● What to work on
Your copy of the entries must be exact, and it must not include the pictures.

+++ The records

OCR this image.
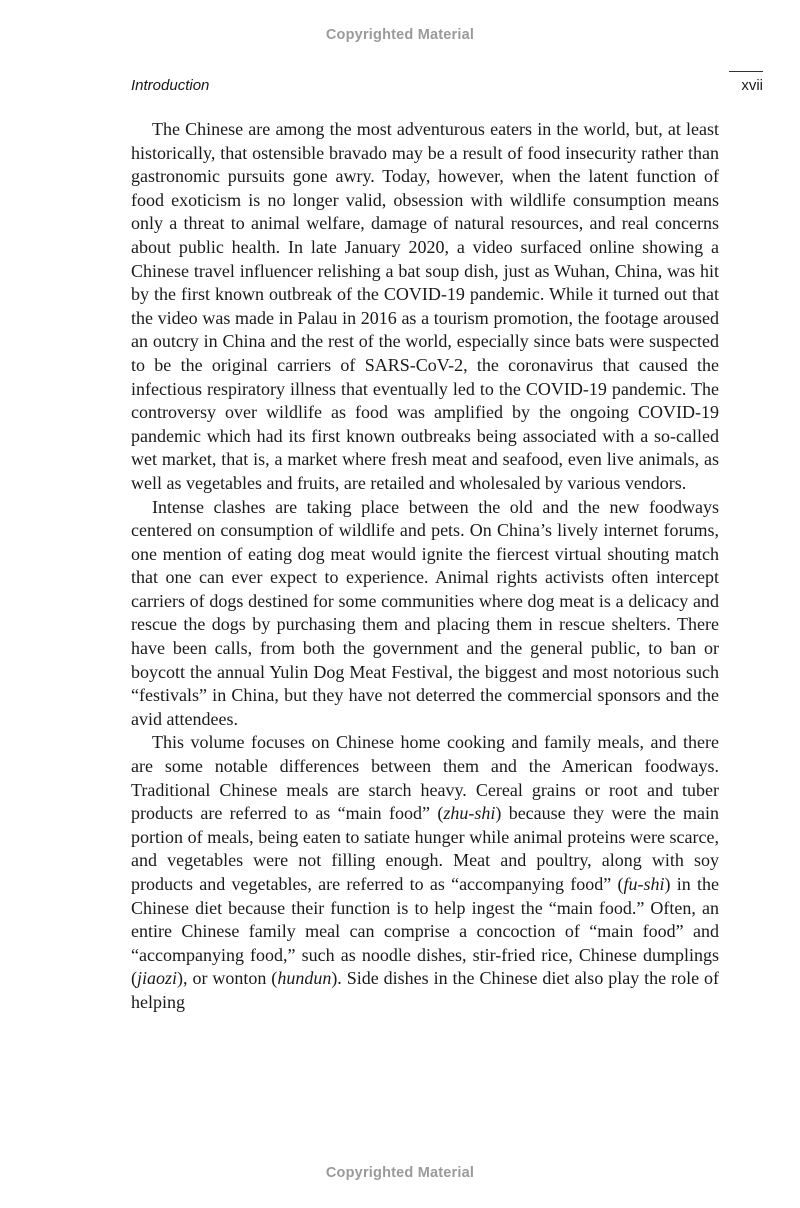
Copyrighted Material
Introduction	xvii

The Chinese are among the most adventurous eaters in the world, but, at least historically, that ostensible bravado may be a result of food insecurity rather than gastronomic pursuits gone awry. Today, however, when the latent function of food exoticism is no longer valid, obsession with wildlife consumption means only a threat to animal welfare, damage of natural resources, and real concerns about public health. In late January 2020, a video surfaced online showing a Chinese travel influencer relishing a bat soup dish, just as Wuhan, China, was hit by the first known outbreak of the COVID-19 pandemic. While it turned out that the video was made in Palau in 2016 as a tourism promotion, the footage aroused an outcry in China and the rest of the world, especially since bats were suspected to be the original carriers of SARS-CoV-2, the coronavirus that caused the infectious respiratory illness that eventually led to the COVID-19 pandemic. The controversy over wildlife as food was amplified by the ongoing COVID-19 pandemic which had its first known outbreaks being associated with a so-called wet market, that is, a market where fresh meat and seafood, even live animals, as well as vegetables and fruits, are retailed and wholesaled by various vendors.

Intense clashes are taking place between the old and the new foodways centered on consumption of wildlife and pets. On China’s lively internet forums, one mention of eating dog meat would ignite the fiercest virtual shouting match that one can ever expect to experience. Animal rights activists often intercept carriers of dogs destined for some communities where dog meat is a delicacy and rescue the dogs by purchasing them and placing them in rescue shelters. There have been calls, from both the government and the general public, to ban or boycott the annual Yulin Dog Meat Festival, the biggest and most notorious such “festivals” in China, but they have not deterred the commercial sponsors and the avid attendees.

This volume focuses on Chinese home cooking and family meals, and there are some notable differences between them and the American foodways. Traditional Chinese meals are starch heavy. Cereal grains or root and tuber products are referred to as “main food” (zhu-shi) because they were the main portion of meals, being eaten to satiate hunger while animal proteins were scarce, and vegetables were not filling enough. Meat and poultry, along with soy products and vegetables, are referred to as “accompanying food” (fu-shi) in the Chinese diet because their function is to help ingest the “main food.” Often, an entire Chinese family meal can comprise a concoction of “main food” and “accompanying food,” such as noodle dishes, stir-fried rice, Chinese dumplings (jiaozi), or wonton (hundun). Side dishes in the Chinese diet also play the role of helping

Copyrighted Material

++++++

● Exercise response
OCR this image.
Copyrighted Material
Introduction	xvii

The Chinese are among the most adventurous eaters in the world, but, at least historically, that ostensible bravado may be a result of food insecurity rather than gastronomic pursuits gone awry. Today, however, when the latent function of food exoticism is no longer valid, obsession with wildlife consumption means only a threat to animal welfare, damage of natural resources, and real concerns about public health. In late January 2020, a video surfaced online showing a Chinese travel influencer relishing a bat soup dish, just as Wuhan, China, was hit by the first known outbreak of the COVID-19 pandemic. While it turned out that the video was made in Palau in 2016 as a tourism promotion, the footage aroused an outcry in China and the rest of the world, especially since bats were suspected to be the original carriers of SARS-CoV-2, the coronavirus that caused the infectious respiratory illness that eventually led to the COVID-19 pandemic. The controversy over wildlife as food was amplified by the ongoing COVID-19 pandemic which had its first known outbreaks being associated with a so-called wet market, that is, a market where fresh meat and seafood, even live animals, as well as vegetables and fruits, are retailed and wholesaled by various vendors.

Intense clashes are taking place between the old and the new foodways centered on consumption of wildlife and pets. On China’s lively internet forums, one mention of eating dog meat would ignite the fiercest virtual shouting match that one can ever expect to experience. Animal rights activists often intercept carriers of dogs destined for some communities where dog meat is a delicacy and rescue the dogs by purchasing them and placing them in rescue shelters. There have been calls, from both the government and the general public, to ban or boycott the annual Yulin Dog Meat Festival, the biggest and most notorious such “festivals” in China, but they have not deterred the commercial sponsors and the avid attendees.

This volume focuses on Chinese home cooking and family meals, and there are some notable differences between them and the American foodways. Traditional Chinese meals are starch heavy. Cereal grains or root and tuber products are referred to as “main food” (zhu-shi) because they were the main portion of meals, being eaten to satiate hunger while animal proteins were scarce, and vegetables were not filling enough. Meat and poultry, along with soy products and vegetables, are referred to as “accompanying food” (fu-shi) in the Chinese diet because their function is to help ingest the “main food.” Often, an entire Chinese family meal can comprise a concoction of “main food” and “accompanying food,” such as noodle dishes, stir-fried rice, Chinese dumplings (jiaozi), or wonton (hundun). Side dishes in the Chinese diet also play the role of helping

Copyrighted Material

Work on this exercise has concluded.